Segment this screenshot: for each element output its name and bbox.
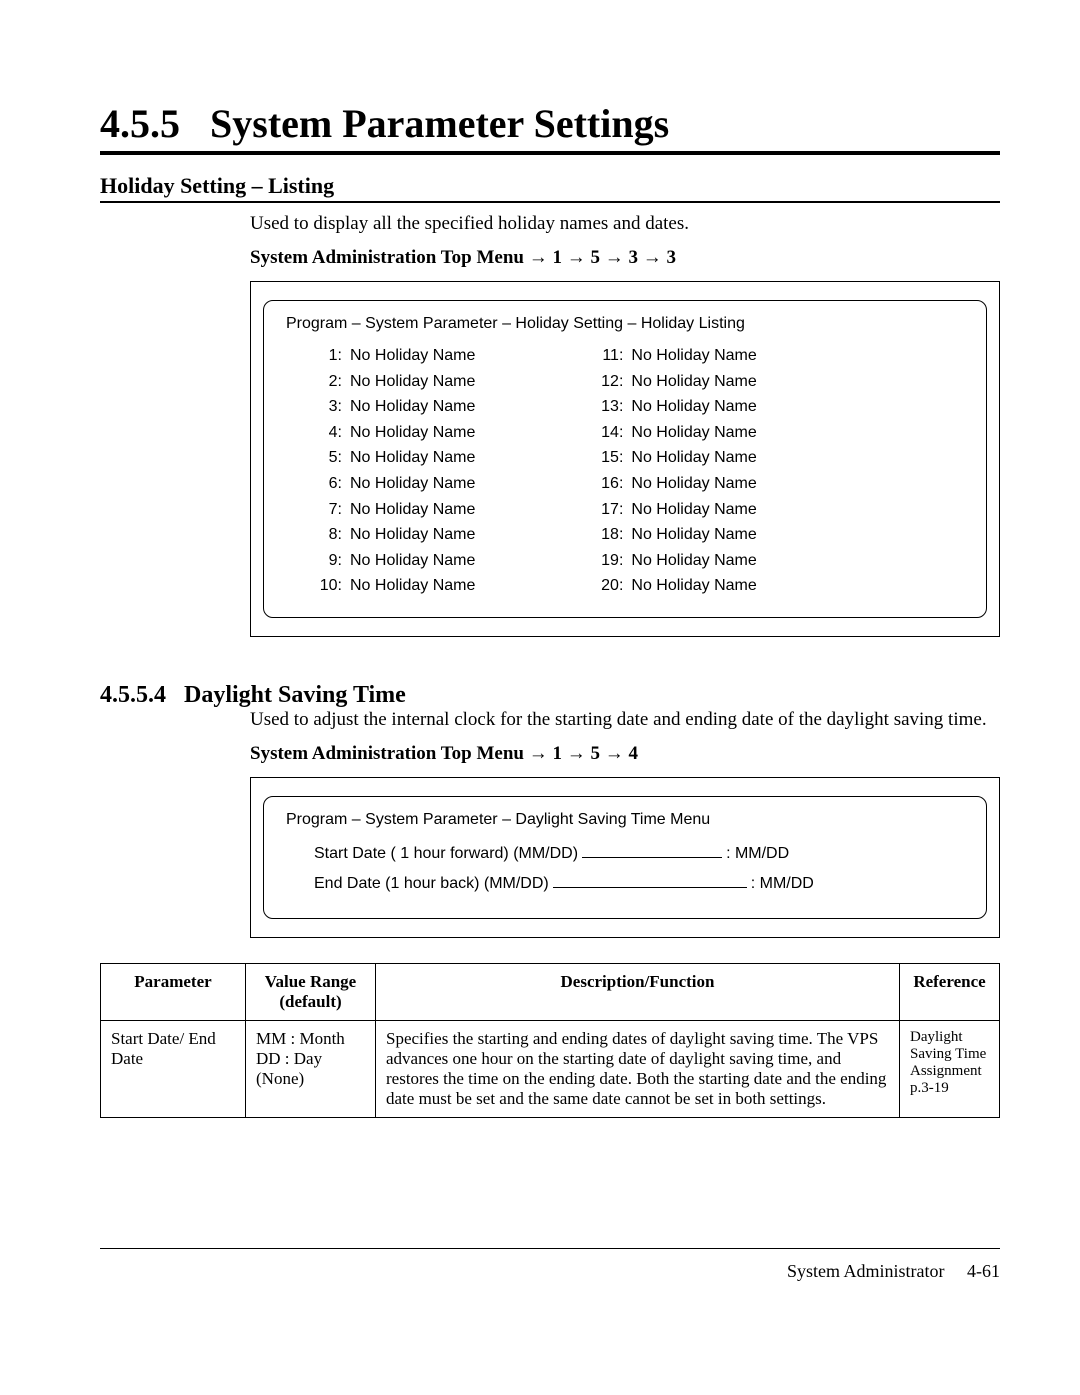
holiday-text: No Holiday Name [350, 394, 475, 420]
section-title-text: System Parameter Settings [210, 100, 669, 147]
holiday-text: No Holiday Name [631, 471, 756, 497]
holiday-text: No Holiday Name [631, 497, 756, 523]
holiday-num: 17: [595, 497, 623, 523]
dst-start-label: Start Date ( 1 hour forward) (MM/DD) [314, 839, 578, 869]
holiday-num: 16: [595, 471, 623, 497]
holiday-num: 3: [314, 394, 342, 420]
holiday-text: No Holiday Name [350, 522, 475, 548]
section-heading: 4.5.5 System Parameter Settings [100, 100, 1000, 147]
holiday-num: 14: [595, 420, 623, 446]
footer-page-number: 4-61 [967, 1261, 1000, 1281]
dst-end-value: : MM/DD [751, 869, 814, 899]
holiday-text: No Holiday Name [350, 548, 475, 574]
holiday-text: No Holiday Name [631, 522, 756, 548]
cell-value-range: MM : Month DD : Day (None) [246, 1020, 376, 1117]
subsection-rule [100, 201, 1000, 203]
holiday-text: No Holiday Name [350, 369, 475, 395]
holiday-num: 2: [314, 369, 342, 395]
dst-heading: 4.5.5.4 Daylight Saving Time [100, 682, 1000, 709]
holiday-num: 11: [595, 343, 623, 369]
dst-title: Daylight Saving Time [184, 682, 406, 709]
dst-screen-title: Program – System Parameter – Daylight Sa… [286, 811, 964, 829]
holiday-col-left: 1: No Holiday Name 2: No Holiday Name 3: No… [314, 343, 475, 599]
holiday-num: 1: [314, 343, 342, 369]
cell-parameter: Start Date/ End Date [101, 1020, 246, 1117]
holiday-listing-screen: Program – System Parameter – Holiday Set… [250, 281, 1000, 637]
dst-intro: Used to adjust the internal clock for th… [250, 709, 1000, 731]
holiday-text: No Holiday Name [631, 420, 756, 446]
th-description: Description/Function [376, 963, 900, 1020]
holiday-listing-inner: Program – System Parameter – Holiday Set… [263, 300, 987, 618]
holiday-text: No Holiday Name [350, 420, 475, 446]
holiday-text: No Holiday Name [350, 573, 475, 599]
dst-menu-path: System Administration Top Menu → 1 → 5 →… [250, 743, 1000, 765]
holiday-text: No Holiday Name [350, 445, 475, 471]
holiday-listing-screen-title: Program – System Parameter – Holiday Set… [286, 315, 964, 333]
parameter-table: Parameter Value Range (default) Descript… [100, 963, 1000, 1118]
holiday-num: 18: [595, 522, 623, 548]
holiday-text: No Holiday Name [631, 394, 756, 420]
holiday-text: No Holiday Name [631, 573, 756, 599]
holiday-num: 5: [314, 445, 342, 471]
cell-reference: Daylight Saving Time Assignment p.3-19 [900, 1020, 1000, 1117]
holiday-num: 13: [595, 394, 623, 420]
holiday-text: No Holiday Name [350, 497, 475, 523]
dst-start-value: : MM/DD [726, 839, 789, 869]
table-row: Start Date/ End Date MM : Month DD : Day… [101, 1020, 1000, 1117]
dst-screen: Program – System Parameter – Daylight Sa… [250, 777, 1000, 938]
footer-label: System Administrator [787, 1261, 945, 1281]
holiday-num: 6: [314, 471, 342, 497]
cell-description: Specifies the starting and ending dates … [376, 1020, 900, 1117]
section-rule [100, 151, 1000, 155]
holiday-text: No Holiday Name [631, 343, 756, 369]
dst-dash [553, 874, 747, 888]
holiday-col-right: 11: No Holiday Name 12: No Holiday Name 13… [595, 343, 756, 599]
page-footer: System Administrator 4-61 [100, 1248, 1000, 1282]
holiday-num: 12: [595, 369, 623, 395]
holiday-num: 7: [314, 497, 342, 523]
holiday-text: No Holiday Name [350, 471, 475, 497]
th-reference: Reference [900, 963, 1000, 1020]
holiday-listing-menu-path: System Administration Top Menu → 1 → 5 →… [250, 247, 1000, 269]
holiday-num: 8: [314, 522, 342, 548]
holiday-num: 19: [595, 548, 623, 574]
holiday-listing-intro: Used to display all the specified holida… [250, 213, 1000, 235]
th-parameter: Parameter [101, 963, 246, 1020]
holiday-num: 15: [595, 445, 623, 471]
holiday-listing-heading: Holiday Setting – Listing [100, 173, 1000, 199]
dst-number: 4.5.5.4 [100, 682, 166, 709]
dst-inner: Program – System Parameter – Daylight Sa… [263, 796, 987, 919]
holiday-num: 10: [314, 573, 342, 599]
holiday-text: No Holiday Name [350, 343, 475, 369]
holiday-num: 9: [314, 548, 342, 574]
th-value-range: Value Range (default) [246, 963, 376, 1020]
holiday-text: No Holiday Name [631, 445, 756, 471]
holiday-num: 4: [314, 420, 342, 446]
holiday-text: No Holiday Name [631, 548, 756, 574]
holiday-text: No Holiday Name [631, 369, 756, 395]
dst-end-label: End Date (1 hour back) (MM/DD) [314, 869, 549, 899]
section-number: 4.5.5 [100, 100, 180, 147]
dst-dash [582, 844, 722, 858]
holiday-num: 20: [595, 573, 623, 599]
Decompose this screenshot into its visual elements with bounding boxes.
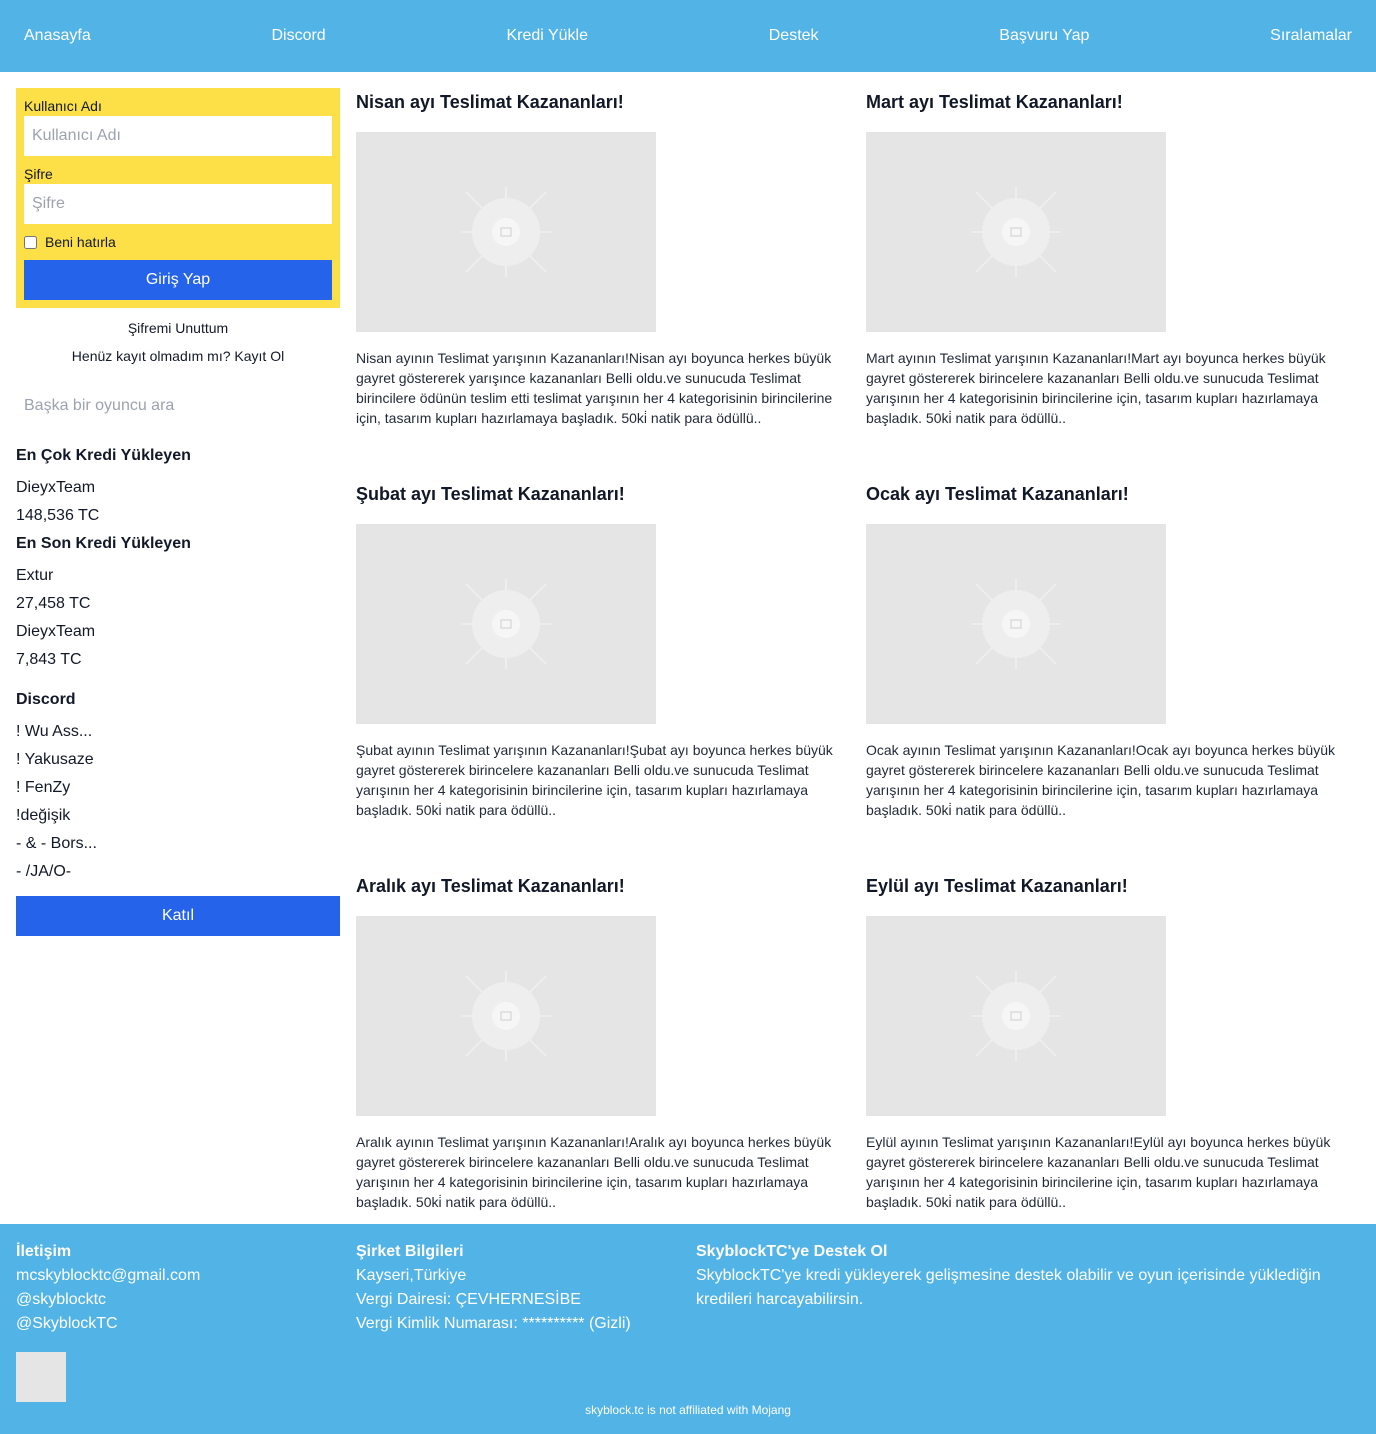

- _WRITTEN TASK_
Quote the records verbatim, starting at the line that contains "holiday-text: No Holiday Name [350, 394, 475, 420]" and ending at the line that contains "holiday-col-left: 1: No".

- _TASK OUTPUT_
holiday-text: No Holiday Name [350, 394, 475, 420]
section-title-text: System Parameter Settings [210, 100, 669, 147]
holiday-text: No Holiday Name [631, 471, 756, 497]
holiday-text: No Holiday Name [631, 497, 756, 523]
holiday-num: 17: [595, 497, 623, 523]
dst-start-label: Start Date ( 1 hour forward) (MM/DD) [314, 839, 578, 869]
holiday-num: 16: [595, 471, 623, 497]
holiday-num: 3: [314, 394, 342, 420]
holiday-text: No Holiday Name [350, 522, 475, 548]
section-heading: 4.5.5 System Parameter Settings [100, 100, 1000, 147]
holiday-num: 14: [595, 420, 623, 446]
footer-page-number: 4-61 [967, 1261, 1000, 1281]
dst-end-value: : MM/DD [751, 869, 814, 899]
holiday-text: No Holiday Name [350, 548, 475, 574]
holiday-text: No Holiday Name [631, 522, 756, 548]
cell-value-range: MM : Month DD : Day (None) [246, 1020, 376, 1117]
subsection-rule [100, 201, 1000, 203]
holiday-text: No Holiday Name [350, 369, 475, 395]
holiday-num: 2: [314, 369, 342, 395]
dst-heading: 4.5.5.4 Daylight Saving Time [100, 682, 1000, 709]
holiday-num: 11: [595, 343, 623, 369]
dst-title: Daylight Saving Time [184, 682, 406, 709]
dst-screen-title: Program – System Parameter – Daylight Sa… [286, 811, 964, 829]
holiday-col-left: 1: No Holiday Name 2: No Holiday Name 3: No… [314, 343, 475, 599]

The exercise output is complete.